Saved entries
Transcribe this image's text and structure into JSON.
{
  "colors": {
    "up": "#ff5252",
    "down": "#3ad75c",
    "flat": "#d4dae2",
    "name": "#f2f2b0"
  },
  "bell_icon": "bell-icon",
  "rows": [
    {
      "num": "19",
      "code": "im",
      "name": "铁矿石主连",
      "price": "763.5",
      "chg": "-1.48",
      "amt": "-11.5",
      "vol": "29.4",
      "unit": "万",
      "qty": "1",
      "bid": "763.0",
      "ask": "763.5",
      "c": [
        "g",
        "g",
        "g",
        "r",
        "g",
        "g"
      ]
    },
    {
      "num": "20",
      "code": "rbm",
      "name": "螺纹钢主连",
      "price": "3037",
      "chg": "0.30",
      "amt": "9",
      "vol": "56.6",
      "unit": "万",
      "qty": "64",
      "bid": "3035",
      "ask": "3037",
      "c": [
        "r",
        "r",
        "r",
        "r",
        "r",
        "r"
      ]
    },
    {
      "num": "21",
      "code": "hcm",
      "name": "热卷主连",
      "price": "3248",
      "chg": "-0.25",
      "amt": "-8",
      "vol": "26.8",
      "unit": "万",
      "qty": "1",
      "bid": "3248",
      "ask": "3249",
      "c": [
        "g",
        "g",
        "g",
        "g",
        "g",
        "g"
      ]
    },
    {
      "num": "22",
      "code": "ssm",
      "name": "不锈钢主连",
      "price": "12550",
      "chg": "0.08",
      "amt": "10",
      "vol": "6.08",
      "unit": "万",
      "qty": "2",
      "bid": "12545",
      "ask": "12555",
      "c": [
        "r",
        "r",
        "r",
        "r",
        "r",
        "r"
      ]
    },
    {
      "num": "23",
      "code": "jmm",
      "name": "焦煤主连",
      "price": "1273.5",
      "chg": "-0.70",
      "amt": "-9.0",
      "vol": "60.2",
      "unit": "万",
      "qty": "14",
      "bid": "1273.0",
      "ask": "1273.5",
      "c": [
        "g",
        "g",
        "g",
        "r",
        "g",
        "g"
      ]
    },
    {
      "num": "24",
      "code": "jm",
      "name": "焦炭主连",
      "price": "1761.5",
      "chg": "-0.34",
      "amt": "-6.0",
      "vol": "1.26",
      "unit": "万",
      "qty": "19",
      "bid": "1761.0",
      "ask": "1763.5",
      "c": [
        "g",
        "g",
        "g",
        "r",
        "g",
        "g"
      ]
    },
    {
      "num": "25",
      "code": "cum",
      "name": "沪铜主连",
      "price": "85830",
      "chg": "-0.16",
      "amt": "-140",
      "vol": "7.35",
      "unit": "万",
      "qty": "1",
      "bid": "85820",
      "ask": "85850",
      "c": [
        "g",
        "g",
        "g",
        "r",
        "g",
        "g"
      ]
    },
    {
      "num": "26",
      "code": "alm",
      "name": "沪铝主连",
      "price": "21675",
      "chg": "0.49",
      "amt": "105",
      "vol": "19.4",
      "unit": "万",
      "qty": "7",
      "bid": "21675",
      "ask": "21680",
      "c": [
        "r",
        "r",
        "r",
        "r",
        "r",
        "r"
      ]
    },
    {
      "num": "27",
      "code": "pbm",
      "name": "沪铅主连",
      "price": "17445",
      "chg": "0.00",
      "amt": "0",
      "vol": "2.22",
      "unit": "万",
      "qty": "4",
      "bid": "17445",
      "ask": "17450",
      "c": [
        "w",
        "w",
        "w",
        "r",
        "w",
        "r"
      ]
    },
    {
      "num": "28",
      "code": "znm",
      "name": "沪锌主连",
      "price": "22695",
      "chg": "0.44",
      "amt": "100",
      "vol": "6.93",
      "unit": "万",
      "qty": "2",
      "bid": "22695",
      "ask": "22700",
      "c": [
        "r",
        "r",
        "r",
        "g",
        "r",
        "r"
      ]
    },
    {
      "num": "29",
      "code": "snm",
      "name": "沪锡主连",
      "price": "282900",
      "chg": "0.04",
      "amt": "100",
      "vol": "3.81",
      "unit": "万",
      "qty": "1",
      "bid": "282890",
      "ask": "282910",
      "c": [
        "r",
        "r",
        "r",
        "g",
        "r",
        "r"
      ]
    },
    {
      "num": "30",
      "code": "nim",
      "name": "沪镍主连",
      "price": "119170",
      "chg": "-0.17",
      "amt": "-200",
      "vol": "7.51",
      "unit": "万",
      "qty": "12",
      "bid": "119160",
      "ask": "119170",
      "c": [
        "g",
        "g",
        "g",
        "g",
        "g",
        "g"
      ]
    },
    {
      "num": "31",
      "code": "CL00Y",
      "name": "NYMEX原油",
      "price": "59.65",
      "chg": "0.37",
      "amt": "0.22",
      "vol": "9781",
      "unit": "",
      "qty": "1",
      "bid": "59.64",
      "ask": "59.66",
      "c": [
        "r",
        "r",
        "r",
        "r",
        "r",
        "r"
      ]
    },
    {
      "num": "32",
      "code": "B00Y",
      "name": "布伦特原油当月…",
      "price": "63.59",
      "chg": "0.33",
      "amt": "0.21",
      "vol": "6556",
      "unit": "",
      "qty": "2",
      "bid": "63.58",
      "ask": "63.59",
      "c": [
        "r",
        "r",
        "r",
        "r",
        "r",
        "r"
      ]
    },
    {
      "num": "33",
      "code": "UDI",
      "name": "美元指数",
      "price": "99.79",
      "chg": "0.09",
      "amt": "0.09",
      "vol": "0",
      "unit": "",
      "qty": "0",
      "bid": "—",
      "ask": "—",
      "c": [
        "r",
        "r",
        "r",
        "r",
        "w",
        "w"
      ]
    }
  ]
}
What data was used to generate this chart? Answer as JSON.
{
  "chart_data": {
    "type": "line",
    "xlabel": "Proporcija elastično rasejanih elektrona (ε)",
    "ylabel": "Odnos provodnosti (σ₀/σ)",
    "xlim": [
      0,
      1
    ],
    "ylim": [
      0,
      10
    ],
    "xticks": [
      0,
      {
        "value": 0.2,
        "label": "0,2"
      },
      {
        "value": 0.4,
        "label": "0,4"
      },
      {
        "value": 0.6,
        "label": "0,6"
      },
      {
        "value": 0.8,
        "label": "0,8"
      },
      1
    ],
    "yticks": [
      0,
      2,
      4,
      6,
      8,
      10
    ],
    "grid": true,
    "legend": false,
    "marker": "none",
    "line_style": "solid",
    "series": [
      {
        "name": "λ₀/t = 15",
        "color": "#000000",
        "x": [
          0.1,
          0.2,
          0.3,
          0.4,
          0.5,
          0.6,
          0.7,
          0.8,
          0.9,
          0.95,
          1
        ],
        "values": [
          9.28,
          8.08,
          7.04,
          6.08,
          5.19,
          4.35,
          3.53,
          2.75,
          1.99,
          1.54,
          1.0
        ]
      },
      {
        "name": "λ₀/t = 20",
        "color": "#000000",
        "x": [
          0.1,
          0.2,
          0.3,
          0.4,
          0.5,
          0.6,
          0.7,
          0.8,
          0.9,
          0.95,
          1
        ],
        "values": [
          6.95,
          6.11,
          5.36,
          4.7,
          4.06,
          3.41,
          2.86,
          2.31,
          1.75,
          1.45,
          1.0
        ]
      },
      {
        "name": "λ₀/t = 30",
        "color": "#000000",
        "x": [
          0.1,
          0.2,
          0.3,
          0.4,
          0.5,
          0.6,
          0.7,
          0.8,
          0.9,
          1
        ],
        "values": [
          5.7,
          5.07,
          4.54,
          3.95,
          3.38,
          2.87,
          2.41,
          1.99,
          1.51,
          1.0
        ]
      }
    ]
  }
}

YOUR OBJECTIVE
Every entry should be printed again exactly as written.

WRITTEN ANSWER
Transcribe this image's text and structure into JSON.
{
  "colors": {
    "up": "#ff5252",
    "down": "#3ad75c",
    "flat": "#d4dae2",
    "name": "#f2f2b0"
  },
  "bell_icon": "bell-icon",
  "rows": [
    {
      "num": "19",
      "code": "im",
      "name": "铁矿石主连",
      "price": "763.5",
      "chg": "-1.48",
      "amt": "-11.5",
      "vol": "29.4",
      "unit": "万",
      "qty": "1",
      "bid": "763.0",
      "ask": "763.5",
      "c": [
        "g",
        "g",
        "g",
        "r",
        "g",
        "g"
      ]
    },
    {
      "num": "20",
      "code": "rbm",
      "name": "螺纹钢主连",
      "price": "3037",
      "chg": "0.30",
      "amt": "9",
      "vol": "56.6",
      "unit": "万",
      "qty": "64",
      "bid": "3035",
      "ask": "3037",
      "c": [
        "r",
        "r",
        "r",
        "r",
        "r",
        "r"
      ]
    },
    {
      "num": "21",
      "code": "hcm",
      "name": "热卷主连",
      "price": "3248",
      "chg": "-0.25",
      "amt": "-8",
      "vol": "26.8",
      "unit": "万",
      "qty": "1",
      "bid": "3248",
      "ask": "3249",
      "c": [
        "g",
        "g",
        "g",
        "g",
        "g",
        "g"
      ]
    },
    {
      "num": "22",
      "code": "ssm",
      "name": "不锈钢主连",
      "price": "12550",
      "chg": "0.08",
      "amt": "10",
      "vol": "6.08",
      "unit": "万",
      "qty": "2",
      "bid": "12545",
      "ask": "12555",
      "c": [
        "r",
        "r",
        "r",
        "r",
        "r",
        "r"
      ]
    },
    {
      "num": "23",
      "code": "jmm",
      "name": "焦煤主连",
      "price": "1273.5",
      "chg": "-0.70",
      "amt": "-9.0",
      "vol": "60.2",
      "unit": "万",
      "qty": "14",
      "bid": "1273.0",
      "ask": "1273.5",
      "c": [
        "g",
        "g",
        "g",
        "r",
        "g",
        "g"
      ]
    },
    {
      "num": "24",
      "code": "jm",
      "name": "焦炭主连",
      "price": "1761.5",
      "chg": "-0.34",
      "amt": "-6.0",
      "vol": "1.26",
      "unit": "万",
      "qty": "19",
      "bid": "1761.0",
      "ask": "1763.5",
      "c": [
        "g",
        "g",
        "g",
        "r",
        "g",
        "g"
      ]
    },
    {
      "num": "25",
      "code": "cum",
      "name": "沪铜主连",
      "price": "85830",
      "chg": "-0.16",
      "amt": "-140",
      "vol": "7.35",
      "unit": "万",
      "qty": "1",
      "bid": "85820",
      "ask": "85850",
      "c": [
        "g",
        "g",
        "g",
        "r",
        "g",
        "g"
      ]
    },
    {
      "num": "26",
      "code": "alm",
      "name": "沪铝主连",
      "price": "21675",
      "chg": "0.49",
      "amt": "105",
      "vol": "19.4",
      "unit": "万",
      "qty": "7",
      "bid": "21675",
      "ask": "21680",
      "c": [
        "r",
        "r",
        "r",
        "r",
        "r",
        "r"
      ]
    },
    {
      "num": "27",
      "code": "pbm",
      "name": "沪铅主连",
      "price": "17445",
      "chg": "0.00",
      "amt": "0",
      "vol": "2.22",
      "unit": "万",
      "qty": "4",
      "bid": "17445",
      "ask": "17450",
      "c": [
        "w",
        "w",
        "w",
        "r",
        "w",
        "r"
      ]
    },
    {
      "num": "28",
      "code": "znm",
      "name": "沪锌主连",
      "price": "22695",
      "chg": "0.44",
      "amt": "100",
      "vol": "6.93",
      "unit": "万",
      "qty": "2",
      "bid": "22695",
      "ask": "22700",
      "c": [
        "r",
        "r",
        "r",
        "g",
        "r",
        "r"
      ]
    },
    {
      "num": "29",
      "code": "snm",
      "name": "沪锡主连",
      "price": "282900",
      "chg": "0.04",
      "amt": "100",
      "vol": "3.81",
      "unit": "万",
      "qty": "1",
      "bid": "282890",
      "ask": "282910",
      "c": [
        "r",
        "r",
        "r",
        "g",
        "r",
        "r"
      ]
    },
    {
      "num": "30",
      "code": "nim",
      "name": "沪镍主连",
      "price": "119170",
      "chg": "-0.17",
      "amt": "-200",
      "vol": "7.51",
      "unit": "万",
      "qty": "12",
      "bid": "119160",
      "ask": "119170",
      "c": [
        "g",
        "g",
        "g",
        "g",
        "g",
        "g"
      ]
    },
    {
      "num": "31",
      "code": "CL00Y",
      "name": "NYMEX原油",
      "price": "59.65",
      "chg": "0.37",
      "amt": "0.22",
      "vol": "9781",
      "unit": "",
      "qty": "1",
      "bid": "59.64",
      "ask": "59.66",
      "c": [
        "r",
        "r",
        "r",
        "r",
        "r",
        "r"
      ]
    },
    {
      "num": "32",
      "code": "B00Y",
      "name": "布伦特原油当月…",
      "price": "63.59",
      "chg": "0.33",
      "amt": "0.21",
      "vol": "6556",
      "unit": "",
      "qty": "2",
      "bid": "63.58",
      "ask": "63.59",
      "c": [
        "r",
        "r",
        "r",
        "r",
        "r",
        "r"
      ]
    },
    {
      "num": "33",
      "code": "UDI",
      "name": "美元指数",
      "price": "99.79",
      "chg": "0.09",
      "amt": "0.09",
      "vol": "0",
      "unit": "",
      "qty": "0",
      "bid": "—",
      "ask": "—",
      "c": [
        "r",
        "r",
        "r",
        "r",
        "w",
        "w"
      ]
    }
  ]
}
What data was used to generate this chart? Answer as JSON.
{
  "chart_data": {
    "type": "line",
    "xlabel": "Proporcija elastično rasejanih elektrona (ε)",
    "ylabel": "Odnos provodnosti (σ₀/σ)",
    "xlim": [
      0,
      1
    ],
    "ylim": [
      0,
      10
    ],
    "xticks": [
      0,
      {
        "value": 0.2,
        "label": "0,2"
      },
      {
        "value": 0.4,
        "label": "0,4"
      },
      {
        "value": 0.6,
        "label": "0,6"
      },
      {
        "value": 0.8,
        "label": "0,8"
      },
      1
    ],
    "yticks": [
      0,
      2,
      4,
      6,
      8,
      10
    ],
    "grid": true,
    "legend": false,
    "marker": "none",
    "line_style": "solid",
    "series": [
      {
        "name": "λ₀/t = 15",
        "color": "#000000",
        "x": [
          0.1,
          0.2,
          0.3,
          0.4,
          0.5,
          0.6,
          0.7,
          0.8,
          0.9,
          0.95,
          1
        ],
        "values": [
          9.28,
          8.08,
          7.04,
          6.08,
          5.19,
          4.35,
          3.53,
          2.75,
          1.99,
          1.54,
          1.0
        ]
      },
      {
        "name": "λ₀/t = 20",
        "color": "#000000",
        "x": [
          0.1,
          0.2,
          0.3,
          0.4,
          0.5,
          0.6,
          0.7,
          0.8,
          0.9,
          0.95,
          1
        ],
        "values": [
          6.95,
          6.11,
          5.36,
          4.7,
          4.06,
          3.41,
          2.86,
          2.31,
          1.75,
          1.45,
          1.0
        ]
      },
      {
        "name": "λ₀/t = 30",
        "color": "#000000",
        "x": [
          0.1,
          0.2,
          0.3,
          0.4,
          0.5,
          0.6,
          0.7,
          0.8,
          0.9,
          1
        ],
        "values": [
          5.7,
          5.07,
          4.54,
          3.95,
          3.38,
          2.87,
          2.41,
          1.99,
          1.51,
          1.0
        ]
      }
    ]
  }
}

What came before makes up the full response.